▶ **RECORDS SHOWN**
--- Start ---

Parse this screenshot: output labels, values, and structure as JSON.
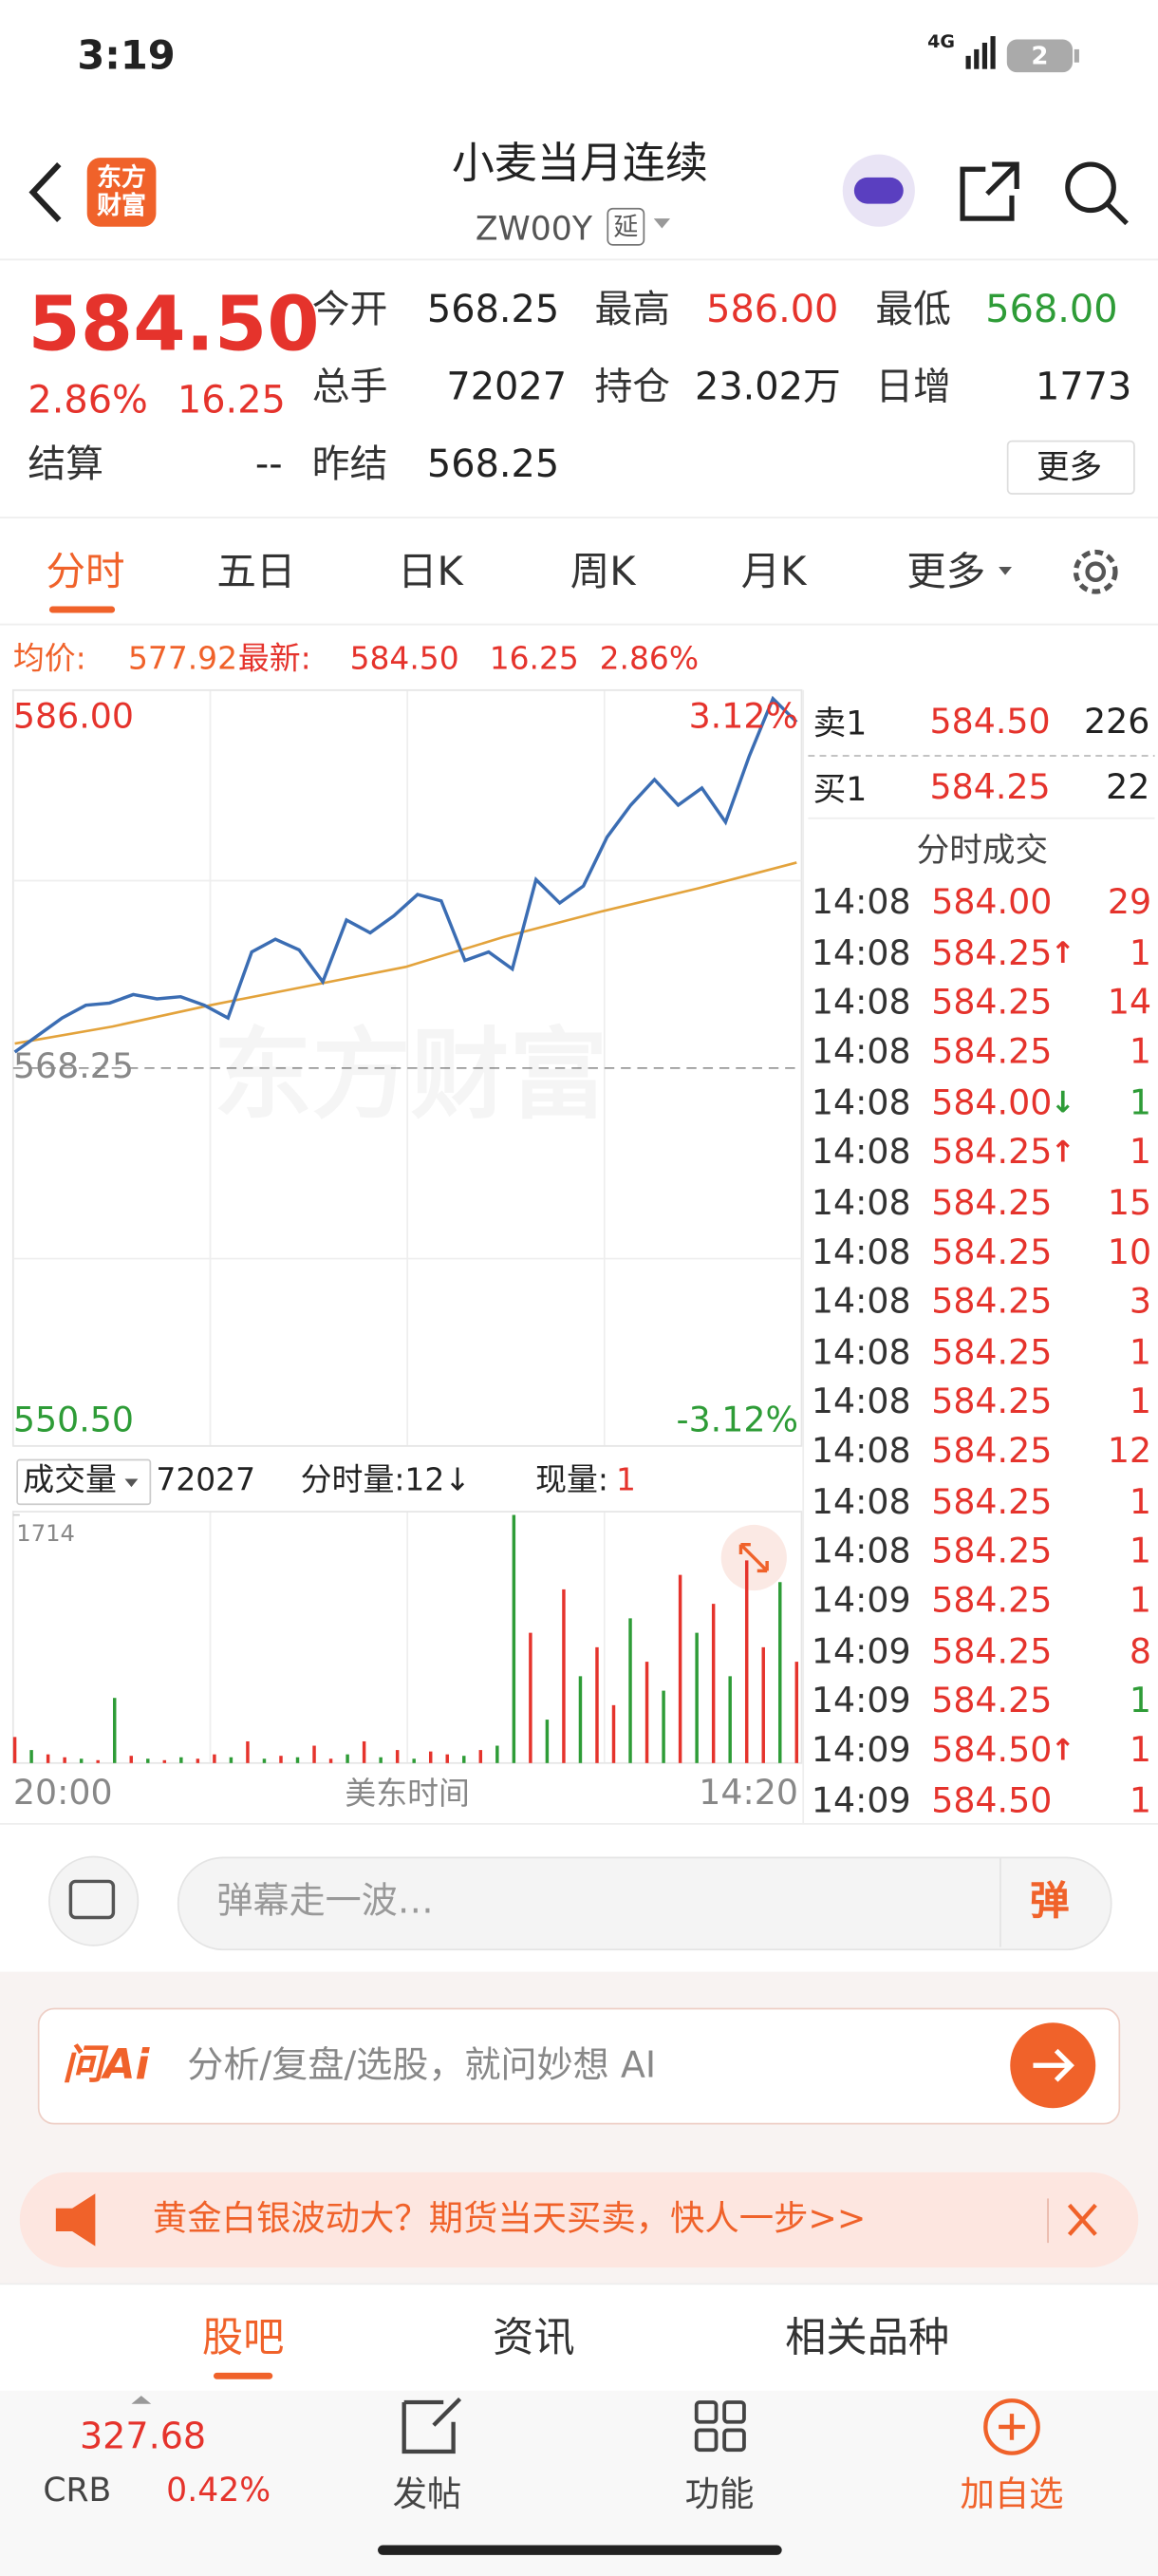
{
  "status_bar": {
    "time": "3:19",
    "network": "4G",
    "battery": "2"
  },
  "header": {
    "logo": "东方财富",
    "title": "小麦当月连续",
    "code": "ZW00Y",
    "delay_tag": "延"
  },
  "quote": {
    "price": "584.50",
    "change_pct": "2.86%",
    "change": "16.25",
    "settle_label": "结算",
    "settle": "--",
    "fields": [
      {
        "label": "今开",
        "value": "568.25"
      },
      {
        "label": "最高",
        "value": "586.00"
      },
      {
        "label": "最低",
        "value": "568.00"
      },
      {
        "label": "总手",
        "value": "72027"
      },
      {
        "label": "持仓",
        "value": "23.02万"
      },
      {
        "label": "日增",
        "value": "1773"
      },
      {
        "label": "昨结",
        "value": "568.25"
      }
    ],
    "more": "更多"
  },
  "tabs": [
    "分时",
    "五日",
    "日K",
    "周K",
    "月K",
    "更多"
  ],
  "info": {
    "avg_label": "均价:",
    "avg": "577.92",
    "last_label": "最新:",
    "last": "584.50",
    "change": "16.25",
    "change_pct": "2.86%"
  },
  "intraday": {
    "type": "line",
    "ylim": [
      550.5,
      586
    ],
    "yticks": [
      {
        "value": 586,
        "label": "586.00"
      },
      {
        "value": 568.25,
        "label": "568.25"
      },
      {
        "value": 550.5,
        "label": "550.50"
      }
    ],
    "pct_top": "3.12%",
    "pct_bottom": "-3.12%",
    "watermark": "东方财富",
    "price_color": "#3b6db3",
    "avg_color": "#e3a33c",
    "price": [
      569.0,
      569.8,
      570.6,
      571.2,
      571.3,
      571.7,
      571.5,
      571.6,
      571.2,
      570.6,
      573.7,
      574.3,
      573.8,
      572.3,
      575.2,
      574.6,
      575.4,
      576.4,
      576.1,
      573.3,
      573.7,
      572.9,
      577.1,
      576.0,
      576.8,
      579.1,
      580.6,
      581.8,
      580.6,
      581.4,
      579.8,
      582.9,
      585.6,
      584.5
    ],
    "avg": [
      569.4,
      570.2,
      571.2,
      572.1,
      573.0,
      574.4,
      575.6,
      576.7,
      577.9
    ]
  },
  "volume": {
    "label": "成交量",
    "total": "72027",
    "minute_label": "分时量:12↓",
    "current_label": "现量:",
    "current": "1",
    "ylim": [
      0,
      1714
    ],
    "yticks": [
      1714
    ],
    "values": [
      180,
      90,
      60,
      40,
      30,
      20,
      450,
      50,
      30,
      20,
      40,
      30,
      60,
      40,
      150,
      30,
      50,
      40,
      120,
      30,
      60,
      150,
      40,
      90,
      30,
      80,
      60,
      50,
      90,
      120,
      1714,
      900,
      300,
      1200,
      600,
      800,
      400,
      1000,
      700,
      500,
      1300,
      900,
      1100,
      600,
      1400,
      800,
      1250,
      700
    ],
    "up": [
      true,
      false,
      true,
      true,
      false,
      true,
      false,
      true,
      false,
      true,
      false,
      true,
      true,
      false,
      true,
      false,
      true,
      false,
      true,
      true,
      false,
      true,
      false,
      true,
      false,
      true,
      true,
      false,
      true,
      false,
      false,
      true,
      false,
      true,
      false,
      true,
      true,
      false,
      true,
      false,
      true,
      false,
      true,
      false,
      true,
      true,
      false,
      true
    ]
  },
  "time_axis": [
    "20:00",
    "美东时间",
    "14:20"
  ],
  "order_book": {
    "ask": {
      "label": "卖1",
      "price": "584.50",
      "volume": "226"
    },
    "bid": {
      "label": "买1",
      "price": "584.25",
      "volume": "22"
    },
    "trades_title": "分时成交",
    "trades": [
      {
        "time": "14:08",
        "price": "584.00",
        "volume": "29",
        "volume_color": "red"
      },
      {
        "time": "14:08",
        "price": "584.25",
        "arrow": "↑",
        "volume": "1",
        "volume_color": "red"
      },
      {
        "time": "14:08",
        "price": "584.25",
        "volume": "14",
        "volume_color": "red"
      },
      {
        "time": "14:08",
        "price": "584.25",
        "volume": "1",
        "volume_color": "red"
      },
      {
        "time": "14:08",
        "price": "584.00",
        "arrow": "↓",
        "volume": "1",
        "volume_color": "green"
      },
      {
        "time": "14:08",
        "price": "584.25",
        "arrow": "↑",
        "volume": "1",
        "volume_color": "red"
      },
      {
        "time": "14:08",
        "price": "584.25",
        "volume": "15",
        "volume_color": "red"
      },
      {
        "time": "14:08",
        "price": "584.25",
        "volume": "10",
        "volume_color": "red"
      },
      {
        "time": "14:08",
        "price": "584.25",
        "volume": "3",
        "volume_color": "red"
      },
      {
        "time": "14:08",
        "price": "584.25",
        "volume": "1",
        "volume_color": "red"
      },
      {
        "time": "14:08",
        "price": "584.25",
        "volume": "1",
        "volume_color": "red"
      },
      {
        "time": "14:08",
        "price": "584.25",
        "volume": "12",
        "volume_color": "red"
      },
      {
        "time": "14:08",
        "price": "584.25",
        "volume": "1",
        "volume_color": "red"
      },
      {
        "time": "14:08",
        "price": "584.25",
        "volume": "1",
        "volume_color": "red"
      },
      {
        "time": "14:09",
        "price": "584.25",
        "volume": "1",
        "volume_color": "red"
      },
      {
        "time": "14:09",
        "price": "584.25",
        "volume": "8",
        "volume_color": "red"
      },
      {
        "time": "14:09",
        "price": "584.25",
        "volume": "1",
        "volume_color": "green"
      },
      {
        "time": "14:09",
        "price": "584.50",
        "arrow": "↑",
        "volume": "1",
        "volume_color": "red"
      },
      {
        "time": "14:09",
        "price": "584.50",
        "volume": "1",
        "volume_color": "red"
      }
    ]
  },
  "comment": {
    "placeholder": "弹幕走一波…",
    "danmu": "弹"
  },
  "ai": {
    "logo": "问Ai",
    "placeholder": "分析/复盘/选股，就问妙想 AI"
  },
  "banner": {
    "text": "黄金白银波动大？期货当天买卖，快人一步>>"
  },
  "bottom_tabs": [
    "股吧",
    "资讯",
    "相关品种"
  ],
  "bottom_bar": {
    "index_value": "327.68",
    "index_name": "CRB",
    "index_change": "0.42%",
    "actions": [
      "发帖",
      "功能",
      "加自选"
    ]
  }
}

--- End ---

▶ **WRITTEN PROBLEM**
Reproduce every entry word for word, but omit the pictures.

▶ **COMPLETE RESPONSE**
Parse this screenshot: output labels, values, and structure as JSON.
{
  "status_bar": {
    "time": "3:19",
    "network": "4G",
    "battery": "2"
  },
  "header": {
    "logo": "东方财富",
    "title": "小麦当月连续",
    "code": "ZW00Y",
    "delay_tag": "延"
  },
  "quote": {
    "price": "584.50",
    "change_pct": "2.86%",
    "change": "16.25",
    "settle_label": "结算",
    "settle": "--",
    "fields": [
      {
        "label": "今开",
        "value": "568.25"
      },
      {
        "label": "最高",
        "value": "586.00"
      },
      {
        "label": "最低",
        "value": "568.00"
      },
      {
        "label": "总手",
        "value": "72027"
      },
      {
        "label": "持仓",
        "value": "23.02万"
      },
      {
        "label": "日增",
        "value": "1773"
      },
      {
        "label": "昨结",
        "value": "568.25"
      }
    ],
    "more": "更多"
  },
  "tabs": [
    "分时",
    "五日",
    "日K",
    "周K",
    "月K",
    "更多"
  ],
  "info": {
    "avg_label": "均价:",
    "avg": "577.92",
    "last_label": "最新:",
    "last": "584.50",
    "change": "16.25",
    "change_pct": "2.86%"
  },
  "intraday": {
    "type": "line",
    "ylim": [
      550.5,
      586
    ],
    "yticks": [
      {
        "value": 586,
        "label": "586.00"
      },
      {
        "value": 568.25,
        "label": "568.25"
      },
      {
        "value": 550.5,
        "label": "550.50"
      }
    ],
    "pct_top": "3.12%",
    "pct_bottom": "-3.12%",
    "watermark": "东方财富",
    "price_color": "#3b6db3",
    "avg_color": "#e3a33c",
    "price": [
      569.0,
      569.8,
      570.6,
      571.2,
      571.3,
      571.7,
      571.5,
      571.6,
      571.2,
      570.6,
      573.7,
      574.3,
      573.8,
      572.3,
      575.2,
      574.6,
      575.4,
      576.4,
      576.1,
      573.3,
      573.7,
      572.9,
      577.1,
      576.0,
      576.8,
      579.1,
      580.6,
      581.8,
      580.6,
      581.4,
      579.8,
      582.9,
      585.6,
      584.5
    ],
    "avg": [
      569.4,
      570.2,
      571.2,
      572.1,
      573.0,
      574.4,
      575.6,
      576.7,
      577.9
    ]
  },
  "volume": {
    "label": "成交量",
    "total": "72027",
    "minute_label": "分时量:12↓",
    "current_label": "现量:",
    "current": "1",
    "ylim": [
      0,
      1714
    ],
    "yticks": [
      1714
    ],
    "values": [
      180,
      90,
      60,
      40,
      30,
      20,
      450,
      50,
      30,
      20,
      40,
      30,
      60,
      40,
      150,
      30,
      50,
      40,
      120,
      30,
      60,
      150,
      40,
      90,
      30,
      80,
      60,
      50,
      90,
      120,
      1714,
      900,
      300,
      1200,
      600,
      800,
      400,
      1000,
      700,
      500,
      1300,
      900,
      1100,
      600,
      1400,
      800,
      1250,
      700
    ],
    "up": [
      true,
      false,
      true,
      true,
      false,
      true,
      false,
      true,
      false,
      true,
      false,
      true,
      true,
      false,
      true,
      false,
      true,
      false,
      true,
      true,
      false,
      true,
      false,
      true,
      false,
      true,
      true,
      false,
      true,
      false,
      false,
      true,
      false,
      true,
      false,
      true,
      true,
      false,
      true,
      false,
      true,
      false,
      true,
      false,
      true,
      true,
      false,
      true
    ]
  },
  "time_axis": [
    "20:00",
    "美东时间",
    "14:20"
  ],
  "order_book": {
    "ask": {
      "label": "卖1",
      "price": "584.50",
      "volume": "226"
    },
    "bid": {
      "label": "买1",
      "price": "584.25",
      "volume": "22"
    },
    "trades_title": "分时成交",
    "trades": [
      {
        "time": "14:08",
        "price": "584.00",
        "volume": "29",
        "volume_color": "red"
      },
      {
        "time": "14:08",
        "price": "584.25",
        "arrow": "↑",
        "volume": "1",
        "volume_color": "red"
      },
      {
        "time": "14:08",
        "price": "584.25",
        "volume": "14",
        "volume_color": "red"
      },
      {
        "time": "14:08",
        "price": "584.25",
        "volume": "1",
        "volume_color": "red"
      },
      {
        "time": "14:08",
        "price": "584.00",
        "arrow": "↓",
        "volume": "1",
        "volume_color": "green"
      },
      {
        "time": "14:08",
        "price": "584.25",
        "arrow": "↑",
        "volume": "1",
        "volume_color": "red"
      },
      {
        "time": "14:08",
        "price": "584.25",
        "volume": "15",
        "volume_color": "red"
      },
      {
        "time": "14:08",
        "price": "584.25",
        "volume": "10",
        "volume_color": "red"
      },
      {
        "time": "14:08",
        "price": "584.25",
        "volume": "3",
        "volume_color": "red"
      },
      {
        "time": "14:08",
        "price": "584.25",
        "volume": "1",
        "volume_color": "red"
      },
      {
        "time": "14:08",
        "price": "584.25",
        "volume": "1",
        "volume_color": "red"
      },
      {
        "time": "14:08",
        "price": "584.25",
        "volume": "12",
        "volume_color": "red"
      },
      {
        "time": "14:08",
        "price": "584.25",
        "volume": "1",
        "volume_color": "red"
      },
      {
        "time": "14:08",
        "price": "584.25",
        "volume": "1",
        "volume_color": "red"
      },
      {
        "time": "14:09",
        "price": "584.25",
        "volume": "1",
        "volume_color": "red"
      },
      {
        "time": "14:09",
        "price": "584.25",
        "volume": "8",
        "volume_color": "red"
      },
      {
        "time": "14:09",
        "price": "584.25",
        "volume": "1",
        "volume_color": "green"
      },
      {
        "time": "14:09",
        "price": "584.50",
        "arrow": "↑",
        "volume": "1",
        "volume_color": "red"
      },
      {
        "time": "14:09",
        "price": "584.50",
        "volume": "1",
        "volume_color": "red"
      }
    ]
  },
  "comment": {
    "placeholder": "弹幕走一波…",
    "danmu": "弹"
  },
  "ai": {
    "logo": "问Ai",
    "placeholder": "分析/复盘/选股，就问妙想 AI"
  },
  "banner": {
    "text": "黄金白银波动大？期货当天买卖，快人一步>>"
  },
  "bottom_tabs": [
    "股吧",
    "资讯",
    "相关品种"
  ],
  "bottom_bar": {
    "index_value": "327.68",
    "index_name": "CRB",
    "index_change": "0.42%",
    "actions": [
      "发帖",
      "功能",
      "加自选"
    ]
  }
}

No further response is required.